→ Data extract:
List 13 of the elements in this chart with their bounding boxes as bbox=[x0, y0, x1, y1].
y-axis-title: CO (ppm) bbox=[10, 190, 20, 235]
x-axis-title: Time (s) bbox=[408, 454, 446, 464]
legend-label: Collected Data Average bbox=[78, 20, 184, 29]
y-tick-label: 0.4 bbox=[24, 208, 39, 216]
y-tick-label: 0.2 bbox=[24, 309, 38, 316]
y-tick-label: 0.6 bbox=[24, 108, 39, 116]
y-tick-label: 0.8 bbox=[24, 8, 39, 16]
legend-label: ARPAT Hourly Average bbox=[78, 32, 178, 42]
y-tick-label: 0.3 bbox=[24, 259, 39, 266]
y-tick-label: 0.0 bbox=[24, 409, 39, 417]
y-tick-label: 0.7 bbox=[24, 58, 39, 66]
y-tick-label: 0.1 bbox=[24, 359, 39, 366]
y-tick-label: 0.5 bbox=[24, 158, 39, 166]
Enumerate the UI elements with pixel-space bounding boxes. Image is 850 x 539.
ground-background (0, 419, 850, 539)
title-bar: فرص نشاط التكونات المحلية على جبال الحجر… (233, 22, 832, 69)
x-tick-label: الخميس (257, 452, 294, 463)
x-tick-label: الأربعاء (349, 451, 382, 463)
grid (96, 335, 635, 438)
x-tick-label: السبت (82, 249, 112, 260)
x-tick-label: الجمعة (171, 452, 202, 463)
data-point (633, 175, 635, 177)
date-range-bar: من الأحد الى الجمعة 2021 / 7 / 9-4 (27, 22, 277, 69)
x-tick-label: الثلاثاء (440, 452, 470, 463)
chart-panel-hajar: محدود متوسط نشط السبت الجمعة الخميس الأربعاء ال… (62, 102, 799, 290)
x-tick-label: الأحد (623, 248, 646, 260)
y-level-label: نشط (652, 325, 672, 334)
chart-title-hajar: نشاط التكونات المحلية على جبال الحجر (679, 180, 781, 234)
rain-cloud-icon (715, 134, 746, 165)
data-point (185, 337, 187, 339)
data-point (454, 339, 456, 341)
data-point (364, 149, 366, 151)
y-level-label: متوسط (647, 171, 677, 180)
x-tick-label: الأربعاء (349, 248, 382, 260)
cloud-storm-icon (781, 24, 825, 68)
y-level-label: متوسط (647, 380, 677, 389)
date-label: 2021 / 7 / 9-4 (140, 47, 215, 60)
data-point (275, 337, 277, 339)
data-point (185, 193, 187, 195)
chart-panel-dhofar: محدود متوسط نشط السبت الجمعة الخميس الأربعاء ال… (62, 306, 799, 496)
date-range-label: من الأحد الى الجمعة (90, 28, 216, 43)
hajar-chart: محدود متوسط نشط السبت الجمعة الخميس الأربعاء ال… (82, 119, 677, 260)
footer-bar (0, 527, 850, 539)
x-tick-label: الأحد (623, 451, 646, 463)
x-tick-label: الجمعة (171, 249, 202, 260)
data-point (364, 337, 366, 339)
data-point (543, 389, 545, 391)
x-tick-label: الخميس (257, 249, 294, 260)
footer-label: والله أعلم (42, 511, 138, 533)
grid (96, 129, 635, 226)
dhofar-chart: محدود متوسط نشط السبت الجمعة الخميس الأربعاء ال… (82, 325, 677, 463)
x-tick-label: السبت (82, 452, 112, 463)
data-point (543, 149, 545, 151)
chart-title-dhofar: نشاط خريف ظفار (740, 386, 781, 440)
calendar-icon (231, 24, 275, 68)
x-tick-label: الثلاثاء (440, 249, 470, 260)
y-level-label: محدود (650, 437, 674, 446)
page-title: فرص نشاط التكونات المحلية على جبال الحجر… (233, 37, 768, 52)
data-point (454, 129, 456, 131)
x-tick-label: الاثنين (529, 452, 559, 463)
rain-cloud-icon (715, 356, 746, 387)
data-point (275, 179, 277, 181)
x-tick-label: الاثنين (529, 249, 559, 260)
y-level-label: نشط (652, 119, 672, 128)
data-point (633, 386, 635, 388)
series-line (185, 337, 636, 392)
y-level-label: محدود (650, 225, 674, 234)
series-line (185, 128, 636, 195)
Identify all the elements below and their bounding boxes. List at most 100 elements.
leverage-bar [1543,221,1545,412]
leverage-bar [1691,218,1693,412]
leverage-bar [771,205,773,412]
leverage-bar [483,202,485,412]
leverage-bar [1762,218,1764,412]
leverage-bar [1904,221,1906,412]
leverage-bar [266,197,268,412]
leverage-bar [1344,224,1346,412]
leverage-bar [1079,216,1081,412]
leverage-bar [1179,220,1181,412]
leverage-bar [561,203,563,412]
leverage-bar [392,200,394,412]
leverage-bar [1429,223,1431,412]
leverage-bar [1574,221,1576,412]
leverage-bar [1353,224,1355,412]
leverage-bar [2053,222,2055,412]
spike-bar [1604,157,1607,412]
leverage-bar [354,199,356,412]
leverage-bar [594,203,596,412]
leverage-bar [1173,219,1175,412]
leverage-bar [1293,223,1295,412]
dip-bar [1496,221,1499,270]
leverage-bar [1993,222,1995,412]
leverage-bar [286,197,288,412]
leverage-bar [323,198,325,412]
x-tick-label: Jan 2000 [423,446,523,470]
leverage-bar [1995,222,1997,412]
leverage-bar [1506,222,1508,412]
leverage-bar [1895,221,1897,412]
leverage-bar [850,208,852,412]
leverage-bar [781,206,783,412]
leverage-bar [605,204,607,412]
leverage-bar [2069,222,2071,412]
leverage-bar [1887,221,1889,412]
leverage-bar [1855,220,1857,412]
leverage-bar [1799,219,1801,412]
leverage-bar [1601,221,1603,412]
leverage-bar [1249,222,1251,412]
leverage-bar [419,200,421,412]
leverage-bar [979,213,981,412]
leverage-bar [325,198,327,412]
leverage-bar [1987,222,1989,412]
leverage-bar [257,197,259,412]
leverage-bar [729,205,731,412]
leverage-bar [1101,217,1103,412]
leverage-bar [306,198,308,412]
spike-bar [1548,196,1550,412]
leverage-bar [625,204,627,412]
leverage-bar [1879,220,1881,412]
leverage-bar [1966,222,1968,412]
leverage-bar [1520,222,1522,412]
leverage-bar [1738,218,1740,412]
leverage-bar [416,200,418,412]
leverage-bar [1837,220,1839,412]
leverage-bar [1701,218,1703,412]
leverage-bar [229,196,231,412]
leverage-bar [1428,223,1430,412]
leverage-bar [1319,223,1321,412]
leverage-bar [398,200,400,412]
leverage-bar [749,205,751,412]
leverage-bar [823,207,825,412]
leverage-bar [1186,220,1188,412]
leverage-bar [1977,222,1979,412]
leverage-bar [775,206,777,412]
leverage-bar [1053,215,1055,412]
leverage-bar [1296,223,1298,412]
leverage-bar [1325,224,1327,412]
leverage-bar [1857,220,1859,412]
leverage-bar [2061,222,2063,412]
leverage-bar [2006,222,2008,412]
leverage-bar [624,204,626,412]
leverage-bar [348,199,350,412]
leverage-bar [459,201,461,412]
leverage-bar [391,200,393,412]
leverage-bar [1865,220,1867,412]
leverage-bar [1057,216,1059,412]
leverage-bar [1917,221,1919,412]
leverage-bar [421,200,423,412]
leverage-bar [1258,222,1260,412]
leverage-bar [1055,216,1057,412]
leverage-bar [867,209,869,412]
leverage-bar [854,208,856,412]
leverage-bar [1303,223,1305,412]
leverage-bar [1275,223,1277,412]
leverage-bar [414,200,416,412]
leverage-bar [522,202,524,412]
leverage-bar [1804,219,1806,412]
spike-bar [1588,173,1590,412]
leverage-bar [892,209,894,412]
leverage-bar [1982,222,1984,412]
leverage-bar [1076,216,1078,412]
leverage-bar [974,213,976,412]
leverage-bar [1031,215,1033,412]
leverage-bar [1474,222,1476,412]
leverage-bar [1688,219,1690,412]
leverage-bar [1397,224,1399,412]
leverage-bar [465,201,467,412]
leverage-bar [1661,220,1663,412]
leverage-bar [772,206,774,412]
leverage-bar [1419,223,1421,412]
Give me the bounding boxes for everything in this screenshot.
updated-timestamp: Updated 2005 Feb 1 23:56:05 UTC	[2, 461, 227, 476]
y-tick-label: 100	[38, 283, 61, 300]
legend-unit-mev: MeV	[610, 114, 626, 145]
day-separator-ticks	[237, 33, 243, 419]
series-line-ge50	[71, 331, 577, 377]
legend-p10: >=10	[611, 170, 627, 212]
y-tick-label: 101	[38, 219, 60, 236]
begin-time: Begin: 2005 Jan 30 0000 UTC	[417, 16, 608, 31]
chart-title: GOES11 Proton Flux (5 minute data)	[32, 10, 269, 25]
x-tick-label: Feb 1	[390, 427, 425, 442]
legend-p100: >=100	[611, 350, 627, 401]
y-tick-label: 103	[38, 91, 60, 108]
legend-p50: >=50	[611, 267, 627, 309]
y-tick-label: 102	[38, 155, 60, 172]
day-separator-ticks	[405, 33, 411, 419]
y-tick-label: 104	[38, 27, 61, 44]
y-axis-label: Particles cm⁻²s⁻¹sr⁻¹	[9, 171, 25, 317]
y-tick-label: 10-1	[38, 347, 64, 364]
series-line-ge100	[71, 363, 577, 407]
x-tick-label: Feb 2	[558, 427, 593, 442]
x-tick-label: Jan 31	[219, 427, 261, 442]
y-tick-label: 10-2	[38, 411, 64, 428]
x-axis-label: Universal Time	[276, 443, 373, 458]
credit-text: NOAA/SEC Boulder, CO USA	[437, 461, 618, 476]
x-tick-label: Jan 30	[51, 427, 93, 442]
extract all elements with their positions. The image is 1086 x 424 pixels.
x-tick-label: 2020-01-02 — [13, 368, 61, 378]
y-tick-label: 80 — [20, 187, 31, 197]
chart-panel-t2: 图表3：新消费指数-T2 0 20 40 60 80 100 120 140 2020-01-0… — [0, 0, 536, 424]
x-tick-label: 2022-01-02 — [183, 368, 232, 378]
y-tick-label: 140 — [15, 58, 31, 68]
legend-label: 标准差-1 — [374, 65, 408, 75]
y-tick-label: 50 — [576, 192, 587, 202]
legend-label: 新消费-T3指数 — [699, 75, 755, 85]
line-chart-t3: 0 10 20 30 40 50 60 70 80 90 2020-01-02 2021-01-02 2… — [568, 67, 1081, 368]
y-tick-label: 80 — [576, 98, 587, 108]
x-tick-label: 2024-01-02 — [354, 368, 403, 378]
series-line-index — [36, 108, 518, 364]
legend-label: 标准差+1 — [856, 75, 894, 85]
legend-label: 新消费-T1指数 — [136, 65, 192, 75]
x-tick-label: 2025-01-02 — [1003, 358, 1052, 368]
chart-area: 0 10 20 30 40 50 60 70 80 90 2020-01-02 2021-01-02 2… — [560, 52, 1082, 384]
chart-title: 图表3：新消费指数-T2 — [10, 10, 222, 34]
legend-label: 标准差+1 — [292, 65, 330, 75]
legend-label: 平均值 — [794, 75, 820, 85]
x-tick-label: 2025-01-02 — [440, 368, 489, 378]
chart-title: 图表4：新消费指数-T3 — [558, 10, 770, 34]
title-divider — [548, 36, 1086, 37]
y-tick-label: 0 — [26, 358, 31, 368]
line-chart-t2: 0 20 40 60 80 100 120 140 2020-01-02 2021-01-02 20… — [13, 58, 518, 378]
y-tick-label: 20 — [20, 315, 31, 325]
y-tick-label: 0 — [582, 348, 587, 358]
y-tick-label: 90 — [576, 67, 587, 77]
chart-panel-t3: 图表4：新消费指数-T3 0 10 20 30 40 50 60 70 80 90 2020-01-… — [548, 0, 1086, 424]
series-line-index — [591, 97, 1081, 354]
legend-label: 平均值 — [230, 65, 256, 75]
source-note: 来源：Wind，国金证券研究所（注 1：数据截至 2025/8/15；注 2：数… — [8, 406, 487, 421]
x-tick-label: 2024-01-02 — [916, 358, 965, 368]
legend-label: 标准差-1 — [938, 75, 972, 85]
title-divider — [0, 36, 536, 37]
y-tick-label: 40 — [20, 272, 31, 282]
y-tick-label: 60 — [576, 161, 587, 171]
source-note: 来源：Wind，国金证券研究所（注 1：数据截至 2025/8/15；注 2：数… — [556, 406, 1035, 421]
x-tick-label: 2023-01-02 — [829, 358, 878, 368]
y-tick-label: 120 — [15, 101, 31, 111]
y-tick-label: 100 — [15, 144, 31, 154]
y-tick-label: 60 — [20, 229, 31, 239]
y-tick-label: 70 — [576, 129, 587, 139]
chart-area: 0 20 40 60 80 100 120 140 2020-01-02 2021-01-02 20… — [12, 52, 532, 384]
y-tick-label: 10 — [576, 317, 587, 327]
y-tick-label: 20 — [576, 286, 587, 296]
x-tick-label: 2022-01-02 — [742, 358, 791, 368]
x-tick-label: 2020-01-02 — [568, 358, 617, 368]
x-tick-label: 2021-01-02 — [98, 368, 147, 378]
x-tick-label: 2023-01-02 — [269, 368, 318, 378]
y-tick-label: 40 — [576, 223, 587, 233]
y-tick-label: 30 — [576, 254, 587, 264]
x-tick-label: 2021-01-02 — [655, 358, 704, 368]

→ Problem:
Copy out every line from the first one down to the line containing "y-tick-label: 0.8 bbox=[24, 8, 39, 16]", including both, word for word.

→ Worked solution:
List 13 of the elements in this chart with their bounding boxes as bbox=[x0, y0, x1, y1].
y-axis-title: CO (ppm) bbox=[10, 190, 20, 235]
x-axis-title: Time (s) bbox=[408, 454, 446, 464]
legend-label: Collected Data Average bbox=[78, 20, 184, 29]
y-tick-label: 0.4 bbox=[24, 208, 39, 216]
y-tick-label: 0.2 bbox=[24, 309, 38, 316]
y-tick-label: 0.6 bbox=[24, 108, 39, 116]
y-tick-label: 0.8 bbox=[24, 8, 39, 16]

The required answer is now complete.